[Task statement] Type out the data exactly as given. Skip any image.

====== Given data ======

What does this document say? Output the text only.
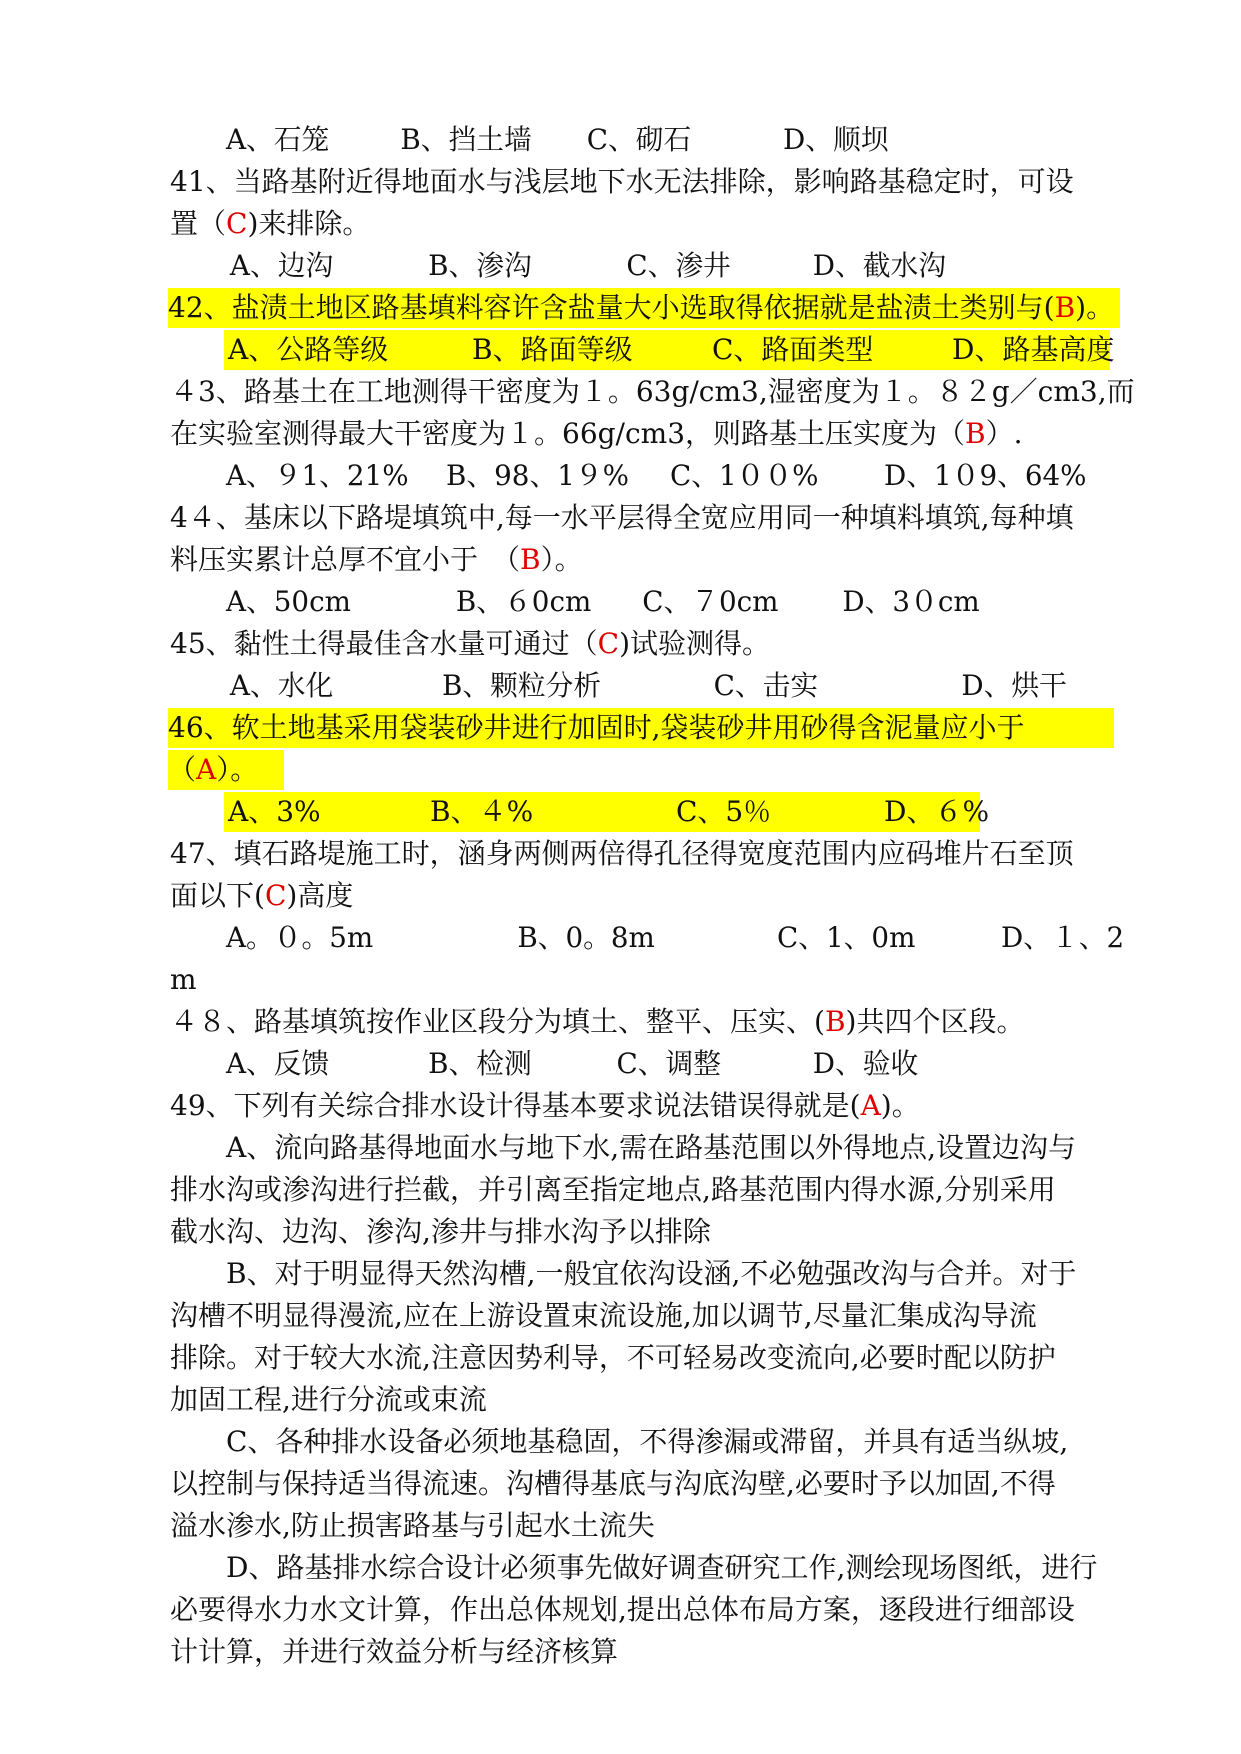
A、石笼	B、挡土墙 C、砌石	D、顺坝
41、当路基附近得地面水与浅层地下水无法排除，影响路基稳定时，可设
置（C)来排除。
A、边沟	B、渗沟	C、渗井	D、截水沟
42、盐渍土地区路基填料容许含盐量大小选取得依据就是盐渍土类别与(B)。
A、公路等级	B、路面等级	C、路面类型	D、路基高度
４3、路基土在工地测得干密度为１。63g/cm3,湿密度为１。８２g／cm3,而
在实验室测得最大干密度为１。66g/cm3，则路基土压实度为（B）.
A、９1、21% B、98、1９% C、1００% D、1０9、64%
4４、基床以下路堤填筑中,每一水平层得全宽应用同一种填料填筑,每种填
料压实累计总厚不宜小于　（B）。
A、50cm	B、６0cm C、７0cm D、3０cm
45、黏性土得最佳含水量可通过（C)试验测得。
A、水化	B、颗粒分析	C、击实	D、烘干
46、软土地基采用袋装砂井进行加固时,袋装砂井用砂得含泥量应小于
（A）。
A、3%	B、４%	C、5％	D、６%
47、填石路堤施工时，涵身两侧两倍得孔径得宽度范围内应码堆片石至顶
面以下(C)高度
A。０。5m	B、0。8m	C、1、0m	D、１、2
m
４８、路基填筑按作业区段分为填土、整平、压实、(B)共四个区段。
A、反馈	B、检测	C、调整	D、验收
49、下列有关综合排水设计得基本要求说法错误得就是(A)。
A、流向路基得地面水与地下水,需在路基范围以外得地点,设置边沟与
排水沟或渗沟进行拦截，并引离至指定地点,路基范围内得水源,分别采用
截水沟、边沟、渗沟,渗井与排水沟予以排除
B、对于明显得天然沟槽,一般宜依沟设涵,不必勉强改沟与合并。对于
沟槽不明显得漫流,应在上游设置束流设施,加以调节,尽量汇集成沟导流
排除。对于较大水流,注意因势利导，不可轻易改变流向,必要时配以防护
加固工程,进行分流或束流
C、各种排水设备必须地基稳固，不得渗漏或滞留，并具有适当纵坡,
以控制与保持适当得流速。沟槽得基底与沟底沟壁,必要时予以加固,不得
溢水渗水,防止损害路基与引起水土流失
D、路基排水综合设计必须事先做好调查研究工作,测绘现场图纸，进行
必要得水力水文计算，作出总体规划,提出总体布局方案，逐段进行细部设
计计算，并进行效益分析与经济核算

======

[Reply to the task]
What does this document say? Output the text only.
A、石笼	B、挡土墙 C、砌石	D、顺坝
41、当路基附近得地面水与浅层地下水无法排除，影响路基稳定时，可设
置（C)来排除。
A、边沟	B、渗沟	C、渗井	D、截水沟
42、盐渍土地区路基填料容许含盐量大小选取得依据就是盐渍土类别与(B)。
A、公路等级	B、路面等级	C、路面类型	D、路基高度
４3、路基土在工地测得干密度为１。63g/cm3,湿密度为１。８２g／cm3,而
在实验室测得最大干密度为１。66g/cm3，则路基土压实度为（B）.
A、９1、21% B、98、1９% C、1００% D、1０9、64%
4４、基床以下路堤填筑中,每一水平层得全宽应用同一种填料填筑,每种填
料压实累计总厚不宜小于　（B）。
A、50cm	B、６0cm C、７0cm D、3０cm
45、黏性土得最佳含水量可通过（C)试验测得。
A、水化	B、颗粒分析	C、击实	D、烘干
46、软土地基采用袋装砂井进行加固时,袋装砂井用砂得含泥量应小于
（A）。
A、3%	B、４%	C、5％	D、６%
47、填石路堤施工时，涵身两侧两倍得孔径得宽度范围内应码堆片石至顶
面以下(C)高度
A。０。5m	B、0。8m	C、1、0m	D、１、2
m
４８、路基填筑按作业区段分为填土、整平、压实、(B)共四个区段。
A、反馈	B、检测	C、调整	D、验收
49、下列有关综合排水设计得基本要求说法错误得就是(A)。
A、流向路基得地面水与地下水,需在路基范围以外得地点,设置边沟与
排水沟或渗沟进行拦截，并引离至指定地点,路基范围内得水源,分别采用
截水沟、边沟、渗沟,渗井与排水沟予以排除
B、对于明显得天然沟槽,一般宜依沟设涵,不必勉强改沟与合并。对于
沟槽不明显得漫流,应在上游设置束流设施,加以调节,尽量汇集成沟导流
排除。对于较大水流,注意因势利导，不可轻易改变流向,必要时配以防护
加固工程,进行分流或束流
C、各种排水设备必须地基稳固，不得渗漏或滞留，并具有适当纵坡,
以控制与保持适当得流速。沟槽得基底与沟底沟壁,必要时予以加固,不得
溢水渗水,防止损害路基与引起水土流失
D、路基排水综合设计必须事先做好调查研究工作,测绘现场图纸，进行
必要得水力水文计算，作出总体规划,提出总体布局方案，逐段进行细部设
计计算，并进行效益分析与经济核算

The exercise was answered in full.